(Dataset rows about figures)

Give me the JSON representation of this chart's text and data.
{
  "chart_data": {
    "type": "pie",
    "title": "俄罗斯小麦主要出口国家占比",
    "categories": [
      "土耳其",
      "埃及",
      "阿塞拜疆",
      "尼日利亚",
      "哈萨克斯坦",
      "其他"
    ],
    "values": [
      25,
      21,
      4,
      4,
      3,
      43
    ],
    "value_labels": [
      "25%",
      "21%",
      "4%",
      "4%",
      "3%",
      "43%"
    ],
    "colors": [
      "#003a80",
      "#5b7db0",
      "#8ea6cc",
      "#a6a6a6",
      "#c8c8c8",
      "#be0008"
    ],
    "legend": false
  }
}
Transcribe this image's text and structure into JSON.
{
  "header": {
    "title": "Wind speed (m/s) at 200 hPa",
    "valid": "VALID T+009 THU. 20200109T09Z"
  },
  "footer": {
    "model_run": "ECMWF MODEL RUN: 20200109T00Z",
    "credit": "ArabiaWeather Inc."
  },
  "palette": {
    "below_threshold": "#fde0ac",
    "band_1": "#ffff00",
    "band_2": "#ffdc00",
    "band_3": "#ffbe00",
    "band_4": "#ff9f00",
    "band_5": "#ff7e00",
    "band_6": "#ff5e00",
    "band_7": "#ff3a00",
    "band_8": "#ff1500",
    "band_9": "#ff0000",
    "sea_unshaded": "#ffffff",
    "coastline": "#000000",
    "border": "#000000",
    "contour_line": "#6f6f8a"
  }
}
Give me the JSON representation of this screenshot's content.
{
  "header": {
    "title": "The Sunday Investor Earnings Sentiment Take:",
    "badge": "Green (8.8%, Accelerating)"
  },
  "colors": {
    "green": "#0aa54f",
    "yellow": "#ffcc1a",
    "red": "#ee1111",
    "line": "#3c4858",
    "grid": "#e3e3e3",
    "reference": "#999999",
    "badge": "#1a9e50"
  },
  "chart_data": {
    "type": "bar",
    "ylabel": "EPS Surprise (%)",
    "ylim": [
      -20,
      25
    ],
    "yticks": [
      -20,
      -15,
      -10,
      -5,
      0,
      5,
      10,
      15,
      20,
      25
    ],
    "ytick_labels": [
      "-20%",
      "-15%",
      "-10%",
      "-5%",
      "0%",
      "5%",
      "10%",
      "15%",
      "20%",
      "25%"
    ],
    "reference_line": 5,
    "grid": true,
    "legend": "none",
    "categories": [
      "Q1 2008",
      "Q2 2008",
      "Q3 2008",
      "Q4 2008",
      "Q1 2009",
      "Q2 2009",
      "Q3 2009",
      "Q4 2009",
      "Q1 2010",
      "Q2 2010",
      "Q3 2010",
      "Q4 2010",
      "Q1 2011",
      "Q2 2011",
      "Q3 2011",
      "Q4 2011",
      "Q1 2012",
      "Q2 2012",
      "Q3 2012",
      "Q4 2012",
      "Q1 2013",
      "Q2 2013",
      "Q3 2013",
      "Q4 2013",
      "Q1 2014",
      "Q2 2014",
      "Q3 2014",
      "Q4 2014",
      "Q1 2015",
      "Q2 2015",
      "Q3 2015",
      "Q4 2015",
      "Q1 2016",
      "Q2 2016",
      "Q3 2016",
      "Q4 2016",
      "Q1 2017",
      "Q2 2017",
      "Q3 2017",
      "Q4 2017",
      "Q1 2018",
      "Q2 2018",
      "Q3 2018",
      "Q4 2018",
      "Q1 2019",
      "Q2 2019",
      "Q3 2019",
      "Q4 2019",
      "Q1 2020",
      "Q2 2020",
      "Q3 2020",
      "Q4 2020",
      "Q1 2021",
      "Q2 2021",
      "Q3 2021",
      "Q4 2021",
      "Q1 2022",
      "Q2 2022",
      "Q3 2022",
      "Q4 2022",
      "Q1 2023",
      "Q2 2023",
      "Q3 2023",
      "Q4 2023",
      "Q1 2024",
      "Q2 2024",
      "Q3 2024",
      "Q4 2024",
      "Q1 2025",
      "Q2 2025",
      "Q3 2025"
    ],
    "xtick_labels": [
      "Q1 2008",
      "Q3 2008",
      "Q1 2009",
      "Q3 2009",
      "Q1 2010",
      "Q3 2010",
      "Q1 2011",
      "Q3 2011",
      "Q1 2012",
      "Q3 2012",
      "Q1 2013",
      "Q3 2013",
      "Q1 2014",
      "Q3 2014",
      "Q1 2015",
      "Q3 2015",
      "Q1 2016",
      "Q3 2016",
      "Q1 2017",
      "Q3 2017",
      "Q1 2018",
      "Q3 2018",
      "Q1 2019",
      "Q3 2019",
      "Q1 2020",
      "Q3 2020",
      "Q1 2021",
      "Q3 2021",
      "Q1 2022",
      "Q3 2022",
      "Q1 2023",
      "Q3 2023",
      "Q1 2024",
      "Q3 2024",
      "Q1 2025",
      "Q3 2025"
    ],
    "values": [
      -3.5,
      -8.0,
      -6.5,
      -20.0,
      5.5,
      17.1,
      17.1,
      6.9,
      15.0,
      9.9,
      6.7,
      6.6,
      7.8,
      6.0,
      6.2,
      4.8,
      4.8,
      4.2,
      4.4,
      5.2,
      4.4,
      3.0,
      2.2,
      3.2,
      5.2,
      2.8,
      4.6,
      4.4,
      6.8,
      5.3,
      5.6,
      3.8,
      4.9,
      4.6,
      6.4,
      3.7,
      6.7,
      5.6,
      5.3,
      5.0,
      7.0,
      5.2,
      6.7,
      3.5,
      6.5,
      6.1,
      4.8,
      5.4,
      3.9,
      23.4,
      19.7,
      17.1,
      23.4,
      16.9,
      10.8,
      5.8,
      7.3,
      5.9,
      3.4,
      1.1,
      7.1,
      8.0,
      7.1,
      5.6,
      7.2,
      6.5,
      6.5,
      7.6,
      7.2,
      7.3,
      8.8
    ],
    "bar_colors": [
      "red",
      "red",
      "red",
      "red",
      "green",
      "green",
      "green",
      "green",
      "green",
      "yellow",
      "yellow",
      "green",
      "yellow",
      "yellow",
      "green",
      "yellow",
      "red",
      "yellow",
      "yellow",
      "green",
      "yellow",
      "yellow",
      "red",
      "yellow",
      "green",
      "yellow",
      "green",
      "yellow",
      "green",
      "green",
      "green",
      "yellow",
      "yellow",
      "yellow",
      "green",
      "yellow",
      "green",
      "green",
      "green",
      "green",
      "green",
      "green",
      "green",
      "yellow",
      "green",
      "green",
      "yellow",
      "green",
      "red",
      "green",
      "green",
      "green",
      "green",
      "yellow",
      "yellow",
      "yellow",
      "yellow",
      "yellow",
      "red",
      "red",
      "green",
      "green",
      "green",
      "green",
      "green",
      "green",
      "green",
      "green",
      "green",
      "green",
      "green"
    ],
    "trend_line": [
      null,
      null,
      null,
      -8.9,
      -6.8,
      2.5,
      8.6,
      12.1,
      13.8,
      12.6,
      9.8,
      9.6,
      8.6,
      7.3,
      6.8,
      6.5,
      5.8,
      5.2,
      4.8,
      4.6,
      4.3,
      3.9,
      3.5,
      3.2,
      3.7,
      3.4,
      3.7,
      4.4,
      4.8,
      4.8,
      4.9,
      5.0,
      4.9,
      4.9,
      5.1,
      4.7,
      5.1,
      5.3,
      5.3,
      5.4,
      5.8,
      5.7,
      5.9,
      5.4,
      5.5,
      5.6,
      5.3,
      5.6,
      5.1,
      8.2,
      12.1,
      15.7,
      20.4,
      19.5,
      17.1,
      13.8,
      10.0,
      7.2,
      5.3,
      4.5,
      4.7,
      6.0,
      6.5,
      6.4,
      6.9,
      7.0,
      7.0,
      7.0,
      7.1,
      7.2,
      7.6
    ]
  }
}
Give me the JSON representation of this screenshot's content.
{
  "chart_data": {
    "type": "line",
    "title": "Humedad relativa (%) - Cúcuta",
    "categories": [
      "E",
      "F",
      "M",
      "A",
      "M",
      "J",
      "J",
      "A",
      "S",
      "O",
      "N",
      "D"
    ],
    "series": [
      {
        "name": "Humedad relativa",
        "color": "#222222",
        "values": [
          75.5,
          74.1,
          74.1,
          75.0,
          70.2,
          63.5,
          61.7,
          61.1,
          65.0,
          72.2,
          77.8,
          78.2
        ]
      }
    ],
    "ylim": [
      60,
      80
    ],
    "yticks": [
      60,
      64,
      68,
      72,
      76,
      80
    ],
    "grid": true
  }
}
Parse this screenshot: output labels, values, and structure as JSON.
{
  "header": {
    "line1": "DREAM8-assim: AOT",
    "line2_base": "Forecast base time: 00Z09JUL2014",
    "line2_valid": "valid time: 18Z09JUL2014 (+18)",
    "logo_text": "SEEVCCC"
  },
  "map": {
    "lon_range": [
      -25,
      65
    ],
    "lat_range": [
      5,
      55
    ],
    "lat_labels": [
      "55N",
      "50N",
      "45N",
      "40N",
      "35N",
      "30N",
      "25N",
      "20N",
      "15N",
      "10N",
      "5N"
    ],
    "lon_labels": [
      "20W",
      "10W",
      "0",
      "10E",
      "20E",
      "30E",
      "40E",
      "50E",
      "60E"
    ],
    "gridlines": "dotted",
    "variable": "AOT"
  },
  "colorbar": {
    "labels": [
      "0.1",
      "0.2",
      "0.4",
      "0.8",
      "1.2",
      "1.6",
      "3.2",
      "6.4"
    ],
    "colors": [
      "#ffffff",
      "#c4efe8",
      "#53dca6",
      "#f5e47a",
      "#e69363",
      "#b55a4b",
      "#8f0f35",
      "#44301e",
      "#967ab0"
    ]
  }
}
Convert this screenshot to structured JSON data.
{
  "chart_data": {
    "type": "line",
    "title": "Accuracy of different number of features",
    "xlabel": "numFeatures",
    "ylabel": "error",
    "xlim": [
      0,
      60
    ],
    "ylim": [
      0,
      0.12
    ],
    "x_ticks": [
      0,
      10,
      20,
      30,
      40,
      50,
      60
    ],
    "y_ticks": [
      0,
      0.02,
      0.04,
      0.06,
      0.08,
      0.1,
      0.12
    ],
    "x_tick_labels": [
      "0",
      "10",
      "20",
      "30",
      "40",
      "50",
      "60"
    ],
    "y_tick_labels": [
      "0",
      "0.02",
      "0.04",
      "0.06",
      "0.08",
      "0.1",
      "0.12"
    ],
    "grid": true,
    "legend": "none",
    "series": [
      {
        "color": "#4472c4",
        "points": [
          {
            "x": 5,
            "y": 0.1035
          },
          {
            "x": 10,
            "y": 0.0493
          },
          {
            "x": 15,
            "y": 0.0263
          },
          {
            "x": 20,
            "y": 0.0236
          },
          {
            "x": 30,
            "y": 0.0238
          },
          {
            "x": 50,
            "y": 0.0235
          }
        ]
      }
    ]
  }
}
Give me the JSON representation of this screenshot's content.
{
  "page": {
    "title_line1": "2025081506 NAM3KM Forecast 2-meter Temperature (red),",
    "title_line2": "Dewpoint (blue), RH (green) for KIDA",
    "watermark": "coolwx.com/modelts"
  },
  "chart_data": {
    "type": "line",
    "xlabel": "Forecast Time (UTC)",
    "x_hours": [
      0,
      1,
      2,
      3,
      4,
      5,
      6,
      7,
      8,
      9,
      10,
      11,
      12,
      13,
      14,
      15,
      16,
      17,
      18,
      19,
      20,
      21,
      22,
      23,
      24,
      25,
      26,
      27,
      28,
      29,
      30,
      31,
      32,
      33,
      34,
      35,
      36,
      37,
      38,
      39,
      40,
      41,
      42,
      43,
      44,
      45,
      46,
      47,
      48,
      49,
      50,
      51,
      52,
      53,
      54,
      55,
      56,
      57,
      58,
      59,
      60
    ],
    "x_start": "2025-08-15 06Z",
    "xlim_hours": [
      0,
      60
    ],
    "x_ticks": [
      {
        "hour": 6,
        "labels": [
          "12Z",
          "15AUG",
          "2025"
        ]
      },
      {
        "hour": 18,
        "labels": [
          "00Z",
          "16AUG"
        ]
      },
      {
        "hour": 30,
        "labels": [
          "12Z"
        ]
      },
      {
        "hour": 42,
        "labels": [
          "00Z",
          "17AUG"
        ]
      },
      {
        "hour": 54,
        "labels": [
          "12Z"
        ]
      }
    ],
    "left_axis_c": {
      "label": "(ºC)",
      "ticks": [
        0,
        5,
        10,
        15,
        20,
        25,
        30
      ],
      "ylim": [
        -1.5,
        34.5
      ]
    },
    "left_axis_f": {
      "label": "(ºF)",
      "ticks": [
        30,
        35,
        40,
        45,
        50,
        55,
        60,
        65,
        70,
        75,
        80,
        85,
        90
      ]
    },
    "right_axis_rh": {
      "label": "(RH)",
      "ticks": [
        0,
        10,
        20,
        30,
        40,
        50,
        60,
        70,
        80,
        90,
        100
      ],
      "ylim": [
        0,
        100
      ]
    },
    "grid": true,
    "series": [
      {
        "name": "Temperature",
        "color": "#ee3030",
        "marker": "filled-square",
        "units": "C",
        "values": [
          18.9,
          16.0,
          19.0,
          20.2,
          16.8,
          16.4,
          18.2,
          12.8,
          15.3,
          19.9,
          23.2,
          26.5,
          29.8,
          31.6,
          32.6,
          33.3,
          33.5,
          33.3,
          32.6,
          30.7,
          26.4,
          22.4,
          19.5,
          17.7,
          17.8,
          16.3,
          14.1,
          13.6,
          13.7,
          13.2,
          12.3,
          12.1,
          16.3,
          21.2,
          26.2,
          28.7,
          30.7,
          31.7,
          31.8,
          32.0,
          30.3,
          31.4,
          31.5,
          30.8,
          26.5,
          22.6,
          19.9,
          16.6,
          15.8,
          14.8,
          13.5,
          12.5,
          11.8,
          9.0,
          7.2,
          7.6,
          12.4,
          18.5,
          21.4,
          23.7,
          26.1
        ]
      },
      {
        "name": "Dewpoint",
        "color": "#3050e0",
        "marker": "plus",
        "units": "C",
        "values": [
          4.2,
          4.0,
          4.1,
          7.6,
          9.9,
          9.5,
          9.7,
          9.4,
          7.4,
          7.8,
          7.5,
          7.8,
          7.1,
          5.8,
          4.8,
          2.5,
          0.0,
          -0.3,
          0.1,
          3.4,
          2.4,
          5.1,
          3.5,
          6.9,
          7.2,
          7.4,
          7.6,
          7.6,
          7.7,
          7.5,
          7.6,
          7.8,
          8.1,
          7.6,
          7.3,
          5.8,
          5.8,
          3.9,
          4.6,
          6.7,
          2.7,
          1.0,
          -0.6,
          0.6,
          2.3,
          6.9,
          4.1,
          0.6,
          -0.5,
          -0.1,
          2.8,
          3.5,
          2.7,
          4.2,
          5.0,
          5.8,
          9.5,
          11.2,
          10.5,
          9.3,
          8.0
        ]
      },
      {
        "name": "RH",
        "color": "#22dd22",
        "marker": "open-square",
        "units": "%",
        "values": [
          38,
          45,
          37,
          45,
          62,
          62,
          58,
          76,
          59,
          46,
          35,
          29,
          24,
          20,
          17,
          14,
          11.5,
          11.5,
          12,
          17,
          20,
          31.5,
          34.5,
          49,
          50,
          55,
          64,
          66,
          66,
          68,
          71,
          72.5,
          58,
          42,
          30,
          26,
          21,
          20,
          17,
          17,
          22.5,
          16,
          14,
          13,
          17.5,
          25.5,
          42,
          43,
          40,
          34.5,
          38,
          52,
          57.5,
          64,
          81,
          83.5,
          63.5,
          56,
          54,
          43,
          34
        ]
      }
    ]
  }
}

**Aim of the task**. Search the data above for the word "Dewpoint", then gather each line in which it appears.

**The response**.
    "title_line2": "Dewpoint (blue), RH (green) for KIDA",
        "name": "Dewpoint",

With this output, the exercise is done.